— Work to be completed —
Extract each line bearing the word "What".
+++ Data lines
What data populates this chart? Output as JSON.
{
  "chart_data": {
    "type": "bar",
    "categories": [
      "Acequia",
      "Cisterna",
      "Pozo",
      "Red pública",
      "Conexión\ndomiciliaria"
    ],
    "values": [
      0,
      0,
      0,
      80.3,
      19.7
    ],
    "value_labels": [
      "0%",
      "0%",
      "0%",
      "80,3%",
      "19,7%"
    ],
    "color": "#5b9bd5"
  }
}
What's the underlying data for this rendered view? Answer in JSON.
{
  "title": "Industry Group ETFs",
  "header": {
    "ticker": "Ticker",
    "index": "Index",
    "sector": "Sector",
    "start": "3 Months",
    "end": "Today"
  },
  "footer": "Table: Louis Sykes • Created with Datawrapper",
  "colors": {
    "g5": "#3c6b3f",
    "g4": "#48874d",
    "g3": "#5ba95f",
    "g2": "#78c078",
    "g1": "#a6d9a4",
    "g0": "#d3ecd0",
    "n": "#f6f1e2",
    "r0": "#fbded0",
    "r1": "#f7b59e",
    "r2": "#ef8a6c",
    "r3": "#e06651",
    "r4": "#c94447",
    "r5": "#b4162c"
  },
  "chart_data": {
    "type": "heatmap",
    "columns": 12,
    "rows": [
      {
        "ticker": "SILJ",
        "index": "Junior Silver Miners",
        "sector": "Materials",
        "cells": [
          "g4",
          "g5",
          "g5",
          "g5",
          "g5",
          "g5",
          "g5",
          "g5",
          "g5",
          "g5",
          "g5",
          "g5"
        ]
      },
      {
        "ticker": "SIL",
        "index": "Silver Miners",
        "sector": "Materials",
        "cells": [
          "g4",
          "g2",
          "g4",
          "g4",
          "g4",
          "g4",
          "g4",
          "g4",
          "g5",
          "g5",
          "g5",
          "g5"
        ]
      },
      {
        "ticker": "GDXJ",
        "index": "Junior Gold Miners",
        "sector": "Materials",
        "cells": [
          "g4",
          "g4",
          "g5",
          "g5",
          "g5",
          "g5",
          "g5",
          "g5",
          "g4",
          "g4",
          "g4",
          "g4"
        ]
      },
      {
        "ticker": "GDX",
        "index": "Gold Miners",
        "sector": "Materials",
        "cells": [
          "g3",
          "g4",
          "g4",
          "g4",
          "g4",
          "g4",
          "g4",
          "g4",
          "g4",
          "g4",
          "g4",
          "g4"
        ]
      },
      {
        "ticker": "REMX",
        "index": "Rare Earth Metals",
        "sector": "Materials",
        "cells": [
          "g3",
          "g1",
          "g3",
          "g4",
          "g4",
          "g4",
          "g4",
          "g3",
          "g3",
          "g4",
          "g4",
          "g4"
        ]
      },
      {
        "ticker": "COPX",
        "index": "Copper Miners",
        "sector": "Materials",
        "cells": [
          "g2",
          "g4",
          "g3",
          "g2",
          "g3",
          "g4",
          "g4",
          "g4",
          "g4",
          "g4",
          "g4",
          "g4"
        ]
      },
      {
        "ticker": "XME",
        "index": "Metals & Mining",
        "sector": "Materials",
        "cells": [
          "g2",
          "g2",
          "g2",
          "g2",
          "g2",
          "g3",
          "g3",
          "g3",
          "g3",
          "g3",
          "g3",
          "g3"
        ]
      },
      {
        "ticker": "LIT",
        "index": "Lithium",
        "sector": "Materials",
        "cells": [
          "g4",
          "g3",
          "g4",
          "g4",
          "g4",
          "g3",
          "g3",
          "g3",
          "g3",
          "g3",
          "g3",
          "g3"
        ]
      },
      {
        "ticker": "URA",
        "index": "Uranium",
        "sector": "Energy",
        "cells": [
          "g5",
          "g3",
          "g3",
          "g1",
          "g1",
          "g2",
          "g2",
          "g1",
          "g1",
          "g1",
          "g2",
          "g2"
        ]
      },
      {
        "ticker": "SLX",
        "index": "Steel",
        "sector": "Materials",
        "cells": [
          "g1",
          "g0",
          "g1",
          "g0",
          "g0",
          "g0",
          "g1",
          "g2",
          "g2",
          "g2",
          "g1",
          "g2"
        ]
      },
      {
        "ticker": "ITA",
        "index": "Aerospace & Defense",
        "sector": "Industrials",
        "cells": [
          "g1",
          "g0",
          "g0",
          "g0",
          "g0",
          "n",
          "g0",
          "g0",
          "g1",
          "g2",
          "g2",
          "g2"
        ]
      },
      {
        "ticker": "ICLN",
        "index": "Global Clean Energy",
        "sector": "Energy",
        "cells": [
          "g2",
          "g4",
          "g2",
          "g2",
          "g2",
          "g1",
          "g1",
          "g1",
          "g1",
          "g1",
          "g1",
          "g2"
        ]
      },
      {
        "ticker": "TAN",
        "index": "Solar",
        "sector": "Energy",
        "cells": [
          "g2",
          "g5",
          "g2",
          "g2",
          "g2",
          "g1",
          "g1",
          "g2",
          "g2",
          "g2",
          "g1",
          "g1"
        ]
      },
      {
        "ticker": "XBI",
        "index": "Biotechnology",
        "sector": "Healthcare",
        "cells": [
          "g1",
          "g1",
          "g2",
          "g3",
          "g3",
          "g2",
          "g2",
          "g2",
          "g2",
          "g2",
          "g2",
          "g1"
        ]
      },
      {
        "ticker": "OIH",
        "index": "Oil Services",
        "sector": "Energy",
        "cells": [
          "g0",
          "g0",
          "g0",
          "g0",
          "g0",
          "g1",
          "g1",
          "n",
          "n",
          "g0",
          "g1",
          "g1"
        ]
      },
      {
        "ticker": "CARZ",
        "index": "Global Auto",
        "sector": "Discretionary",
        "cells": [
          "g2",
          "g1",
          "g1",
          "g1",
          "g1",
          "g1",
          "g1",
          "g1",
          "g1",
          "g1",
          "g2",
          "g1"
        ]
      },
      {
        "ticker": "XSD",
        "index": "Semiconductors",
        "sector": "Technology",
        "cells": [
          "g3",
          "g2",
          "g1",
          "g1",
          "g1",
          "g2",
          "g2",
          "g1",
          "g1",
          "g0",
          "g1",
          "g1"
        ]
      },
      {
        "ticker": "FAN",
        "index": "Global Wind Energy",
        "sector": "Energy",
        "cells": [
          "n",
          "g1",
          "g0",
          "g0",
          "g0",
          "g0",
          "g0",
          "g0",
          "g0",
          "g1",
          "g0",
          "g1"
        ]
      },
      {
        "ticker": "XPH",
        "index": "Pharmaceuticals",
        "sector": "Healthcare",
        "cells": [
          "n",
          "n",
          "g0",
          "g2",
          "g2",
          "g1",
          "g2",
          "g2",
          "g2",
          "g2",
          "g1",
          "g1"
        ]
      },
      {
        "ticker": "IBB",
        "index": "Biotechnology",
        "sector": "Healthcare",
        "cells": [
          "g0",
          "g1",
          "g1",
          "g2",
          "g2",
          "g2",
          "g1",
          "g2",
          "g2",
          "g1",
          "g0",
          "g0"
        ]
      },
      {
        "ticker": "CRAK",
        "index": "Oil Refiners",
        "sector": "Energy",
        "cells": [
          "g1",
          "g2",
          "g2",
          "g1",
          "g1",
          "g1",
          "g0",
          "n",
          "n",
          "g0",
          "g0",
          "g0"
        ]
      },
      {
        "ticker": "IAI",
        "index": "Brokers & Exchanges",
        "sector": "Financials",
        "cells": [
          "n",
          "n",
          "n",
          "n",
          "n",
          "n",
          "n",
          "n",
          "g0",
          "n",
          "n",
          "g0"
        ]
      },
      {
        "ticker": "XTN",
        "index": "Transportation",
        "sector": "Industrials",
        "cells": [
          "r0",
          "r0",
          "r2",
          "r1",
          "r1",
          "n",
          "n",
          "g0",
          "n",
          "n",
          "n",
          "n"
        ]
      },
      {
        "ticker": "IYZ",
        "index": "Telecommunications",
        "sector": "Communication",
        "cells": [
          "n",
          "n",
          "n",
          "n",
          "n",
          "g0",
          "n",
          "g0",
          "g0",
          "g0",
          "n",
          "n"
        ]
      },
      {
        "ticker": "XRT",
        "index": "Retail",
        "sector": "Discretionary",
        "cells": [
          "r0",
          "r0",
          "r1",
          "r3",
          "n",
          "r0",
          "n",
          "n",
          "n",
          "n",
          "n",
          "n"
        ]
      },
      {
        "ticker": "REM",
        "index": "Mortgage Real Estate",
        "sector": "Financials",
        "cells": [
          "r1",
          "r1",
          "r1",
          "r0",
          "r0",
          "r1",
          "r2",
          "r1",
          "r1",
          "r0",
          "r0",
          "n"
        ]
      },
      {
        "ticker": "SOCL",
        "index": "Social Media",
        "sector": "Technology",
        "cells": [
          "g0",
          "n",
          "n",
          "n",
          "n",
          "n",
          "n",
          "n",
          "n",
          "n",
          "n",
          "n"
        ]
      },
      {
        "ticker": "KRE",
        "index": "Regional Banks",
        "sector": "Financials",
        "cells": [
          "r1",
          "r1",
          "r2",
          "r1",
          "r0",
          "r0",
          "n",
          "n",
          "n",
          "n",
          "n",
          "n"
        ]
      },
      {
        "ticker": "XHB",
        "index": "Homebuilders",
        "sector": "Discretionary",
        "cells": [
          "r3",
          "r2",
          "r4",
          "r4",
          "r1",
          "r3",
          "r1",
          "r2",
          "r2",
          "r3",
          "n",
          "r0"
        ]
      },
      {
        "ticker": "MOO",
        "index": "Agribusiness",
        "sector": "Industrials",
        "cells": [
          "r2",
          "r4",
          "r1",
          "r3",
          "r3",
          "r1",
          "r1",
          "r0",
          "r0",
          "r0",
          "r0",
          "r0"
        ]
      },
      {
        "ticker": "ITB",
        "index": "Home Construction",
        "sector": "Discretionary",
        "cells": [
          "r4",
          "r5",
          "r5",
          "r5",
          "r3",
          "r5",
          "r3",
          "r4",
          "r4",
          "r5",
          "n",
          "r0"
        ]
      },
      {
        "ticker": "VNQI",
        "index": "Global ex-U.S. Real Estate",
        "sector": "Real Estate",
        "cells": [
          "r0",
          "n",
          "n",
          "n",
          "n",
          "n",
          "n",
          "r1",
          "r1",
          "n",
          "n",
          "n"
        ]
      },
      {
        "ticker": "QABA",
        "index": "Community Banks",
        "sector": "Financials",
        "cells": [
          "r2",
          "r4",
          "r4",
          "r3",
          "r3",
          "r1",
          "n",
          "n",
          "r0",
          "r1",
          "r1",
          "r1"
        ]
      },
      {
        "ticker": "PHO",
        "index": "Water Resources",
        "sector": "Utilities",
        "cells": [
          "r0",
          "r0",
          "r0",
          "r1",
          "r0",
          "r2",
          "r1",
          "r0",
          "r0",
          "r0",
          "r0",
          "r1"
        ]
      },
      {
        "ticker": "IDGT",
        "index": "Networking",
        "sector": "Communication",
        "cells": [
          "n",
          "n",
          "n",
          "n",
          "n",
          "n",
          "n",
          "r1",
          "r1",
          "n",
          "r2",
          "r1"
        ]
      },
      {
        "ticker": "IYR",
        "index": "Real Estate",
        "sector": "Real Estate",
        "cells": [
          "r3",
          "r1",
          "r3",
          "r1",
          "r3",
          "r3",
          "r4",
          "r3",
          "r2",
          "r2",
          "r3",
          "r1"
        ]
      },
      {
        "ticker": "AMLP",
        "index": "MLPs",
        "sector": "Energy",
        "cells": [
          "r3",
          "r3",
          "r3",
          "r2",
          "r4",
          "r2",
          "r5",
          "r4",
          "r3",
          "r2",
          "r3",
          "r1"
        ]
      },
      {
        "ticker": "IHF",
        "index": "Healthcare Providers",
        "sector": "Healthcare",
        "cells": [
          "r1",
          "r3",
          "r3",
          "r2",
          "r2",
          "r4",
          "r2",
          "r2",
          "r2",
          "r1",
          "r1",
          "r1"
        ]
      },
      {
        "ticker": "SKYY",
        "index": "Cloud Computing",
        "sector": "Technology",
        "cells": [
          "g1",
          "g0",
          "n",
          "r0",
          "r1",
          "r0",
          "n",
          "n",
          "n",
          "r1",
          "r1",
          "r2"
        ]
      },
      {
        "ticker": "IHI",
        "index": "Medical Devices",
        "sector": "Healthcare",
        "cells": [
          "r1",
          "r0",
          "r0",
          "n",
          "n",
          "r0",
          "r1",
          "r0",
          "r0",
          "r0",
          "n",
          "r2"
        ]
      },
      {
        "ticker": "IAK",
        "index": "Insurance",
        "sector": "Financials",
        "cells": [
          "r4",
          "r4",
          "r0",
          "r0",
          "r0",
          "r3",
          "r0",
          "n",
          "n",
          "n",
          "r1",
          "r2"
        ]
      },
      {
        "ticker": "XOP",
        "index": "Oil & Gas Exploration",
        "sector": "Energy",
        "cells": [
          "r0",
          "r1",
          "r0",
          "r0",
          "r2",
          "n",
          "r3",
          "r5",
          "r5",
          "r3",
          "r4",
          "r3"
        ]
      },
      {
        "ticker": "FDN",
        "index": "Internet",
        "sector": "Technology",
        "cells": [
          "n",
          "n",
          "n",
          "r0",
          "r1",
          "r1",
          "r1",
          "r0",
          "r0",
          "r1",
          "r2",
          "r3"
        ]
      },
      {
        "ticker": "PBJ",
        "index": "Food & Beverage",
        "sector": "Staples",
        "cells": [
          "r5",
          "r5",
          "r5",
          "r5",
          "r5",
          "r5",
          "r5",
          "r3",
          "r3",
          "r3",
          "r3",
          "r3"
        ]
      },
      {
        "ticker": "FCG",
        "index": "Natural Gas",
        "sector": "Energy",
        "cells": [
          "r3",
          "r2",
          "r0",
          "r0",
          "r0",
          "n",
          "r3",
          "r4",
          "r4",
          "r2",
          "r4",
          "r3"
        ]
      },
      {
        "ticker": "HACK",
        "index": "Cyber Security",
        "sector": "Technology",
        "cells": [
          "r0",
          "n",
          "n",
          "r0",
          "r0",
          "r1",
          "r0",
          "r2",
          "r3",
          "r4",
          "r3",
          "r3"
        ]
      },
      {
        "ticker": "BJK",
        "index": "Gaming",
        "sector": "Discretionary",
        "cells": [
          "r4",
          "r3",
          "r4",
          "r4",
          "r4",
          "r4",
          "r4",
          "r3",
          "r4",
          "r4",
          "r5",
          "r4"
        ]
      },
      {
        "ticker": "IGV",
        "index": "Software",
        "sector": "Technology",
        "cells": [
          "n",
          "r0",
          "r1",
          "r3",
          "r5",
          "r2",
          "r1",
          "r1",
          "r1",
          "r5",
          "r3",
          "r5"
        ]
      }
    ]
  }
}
++++++
— Correct output —
What data populates this chart? Output as JSON.
What's the underlying data for this rendered view? Answer in JSON.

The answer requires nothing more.